## Information shown
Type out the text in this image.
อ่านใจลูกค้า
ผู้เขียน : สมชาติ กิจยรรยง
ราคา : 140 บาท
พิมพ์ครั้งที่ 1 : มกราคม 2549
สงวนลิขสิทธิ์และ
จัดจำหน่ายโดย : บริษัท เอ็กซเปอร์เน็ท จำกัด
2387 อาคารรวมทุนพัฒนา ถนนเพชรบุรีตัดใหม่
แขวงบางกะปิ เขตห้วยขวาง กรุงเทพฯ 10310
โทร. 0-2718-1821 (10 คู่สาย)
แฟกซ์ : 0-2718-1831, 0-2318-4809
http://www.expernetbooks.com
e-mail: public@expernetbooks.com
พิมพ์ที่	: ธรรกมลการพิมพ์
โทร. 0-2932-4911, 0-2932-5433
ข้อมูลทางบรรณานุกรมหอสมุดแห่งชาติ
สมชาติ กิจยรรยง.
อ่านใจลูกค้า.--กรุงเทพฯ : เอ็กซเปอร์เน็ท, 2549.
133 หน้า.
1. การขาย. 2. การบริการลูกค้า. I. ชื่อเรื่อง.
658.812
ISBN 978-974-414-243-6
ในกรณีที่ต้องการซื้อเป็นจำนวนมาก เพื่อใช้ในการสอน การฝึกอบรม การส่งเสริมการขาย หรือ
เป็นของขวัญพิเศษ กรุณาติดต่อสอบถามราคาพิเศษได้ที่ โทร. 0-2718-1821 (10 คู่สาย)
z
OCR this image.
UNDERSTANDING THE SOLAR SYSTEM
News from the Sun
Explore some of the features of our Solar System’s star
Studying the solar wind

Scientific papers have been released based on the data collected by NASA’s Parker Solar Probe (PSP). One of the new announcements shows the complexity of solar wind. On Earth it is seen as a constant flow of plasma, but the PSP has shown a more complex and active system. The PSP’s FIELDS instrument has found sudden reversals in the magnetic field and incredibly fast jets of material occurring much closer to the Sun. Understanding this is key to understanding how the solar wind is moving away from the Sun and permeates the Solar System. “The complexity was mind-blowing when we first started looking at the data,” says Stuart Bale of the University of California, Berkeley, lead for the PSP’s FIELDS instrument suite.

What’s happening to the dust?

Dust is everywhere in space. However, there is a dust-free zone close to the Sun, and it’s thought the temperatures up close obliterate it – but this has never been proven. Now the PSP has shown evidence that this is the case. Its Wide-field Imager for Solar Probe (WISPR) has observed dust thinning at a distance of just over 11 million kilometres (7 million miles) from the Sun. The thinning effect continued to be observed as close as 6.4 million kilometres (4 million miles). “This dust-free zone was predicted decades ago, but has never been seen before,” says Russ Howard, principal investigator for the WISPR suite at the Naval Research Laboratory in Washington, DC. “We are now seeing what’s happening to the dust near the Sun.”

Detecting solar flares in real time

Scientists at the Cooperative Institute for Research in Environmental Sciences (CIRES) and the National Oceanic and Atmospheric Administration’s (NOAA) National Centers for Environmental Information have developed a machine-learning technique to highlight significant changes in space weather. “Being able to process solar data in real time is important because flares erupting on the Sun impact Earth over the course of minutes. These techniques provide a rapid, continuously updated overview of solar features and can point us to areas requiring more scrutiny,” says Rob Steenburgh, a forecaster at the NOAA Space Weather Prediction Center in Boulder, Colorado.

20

## What the task asks
Set down the listing in full, keeping every word exactly as it is.

## Written answer
Type out the text in this image.
อ่านใจลูกค้า
ผู้เขียน : สมชาติ กิจยรรยง
ราคา : 140 บาท
พิมพ์ครั้งที่ 1 : มกราคม 2549
สงวนลิขสิทธิ์และ
จัดจำหน่ายโดย : บริษัท เอ็กซเปอร์เน็ท จำกัด
2387 อาคารรวมทุนพัฒนา ถนนเพชรบุรีตัดใหม่
แขวงบางกะปิ เขตห้วยขวาง กรุงเทพฯ 10310
โทร. 0-2718-1821 (10 คู่สาย)
แฟกซ์ : 0-2718-1831, 0-2318-4809
http://www.expernetbooks.com
e-mail: public@expernetbooks.com
พิมพ์ที่	: ธรรกมลการพิมพ์
โทร. 0-2932-4911, 0-2932-5433
ข้อมูลทางบรรณานุกรมหอสมุดแห่งชาติ
สมชาติ กิจยรรยง.
อ่านใจลูกค้า.--กรุงเทพฯ : เอ็กซเปอร์เน็ท, 2549.
133 หน้า.
1. การขาย. 2. การบริการลูกค้า. I. ชื่อเรื่อง.
658.812
ISBN 978-974-414-243-6
ในกรณีที่ต้องการซื้อเป็นจำนวนมาก เพื่อใช้ในการสอน การฝึกอบรม การส่งเสริมการขาย หรือ
เป็นของขวัญพิเศษ กรุณาติดต่อสอบถามราคาพิเศษได้ที่ โทร. 0-2718-1821 (10 คู่สาย)
z
OCR this image.
UNDERSTANDING THE SOLAR SYSTEM
News from the Sun
Explore some of the features of our Solar System’s star
Studying the solar wind

Scientific papers have been released based on the data collected by NASA’s Parker Solar Probe (PSP). One of the new announcements shows the complexity of solar wind. On Earth it is seen as a constant flow of plasma, but the PSP has shown a more complex and active system. The PSP’s FIELDS instrument has found sudden reversals in the magnetic field and incredibly fast jets of material occurring much closer to the Sun. Understanding this is key to understanding how the solar wind is moving away from the Sun and permeates the Solar System. “The complexity was mind-blowing when we first started looking at the data,” says Stuart Bale of the University of California, Berkeley, lead for the PSP’s FIELDS instrument suite.

What’s happening to the dust?

Dust is everywhere in space. However, there is a dust-free zone close to the Sun, and it’s thought the temperatures up close obliterate it – but this has never been proven. Now the PSP has shown evidence that this is the case. Its Wide-field Imager for Solar Probe (WISPR) has observed dust thinning at a distance of just over 11 million kilometres (7 million miles) from the Sun. The thinning effect continued to be observed as close as 6.4 million kilometres (4 million miles). “This dust-free zone was predicted decades ago, but has never been seen before,” says Russ Howard, principal investigator for the WISPR suite at the Naval Research Laboratory in Washington, DC. “We are now seeing what’s happening to the dust near the Sun.”

Detecting solar flares in real time

Scientists at the Cooperative Institute for Research in Environmental Sciences (CIRES) and the National Oceanic and Atmospheric Administration’s (NOAA) National Centers for Environmental Information have developed a machine-learning technique to highlight significant changes in space weather. “Being able to process solar data in real time is important because flares erupting on the Sun impact Earth over the course of minutes. These techniques provide a rapid, continuously updated overview of solar features and can point us to areas requiring more scrutiny,” says Rob Steenburgh, a forecaster at the NOAA Space Weather Prediction Center in Boulder, Colorado.

20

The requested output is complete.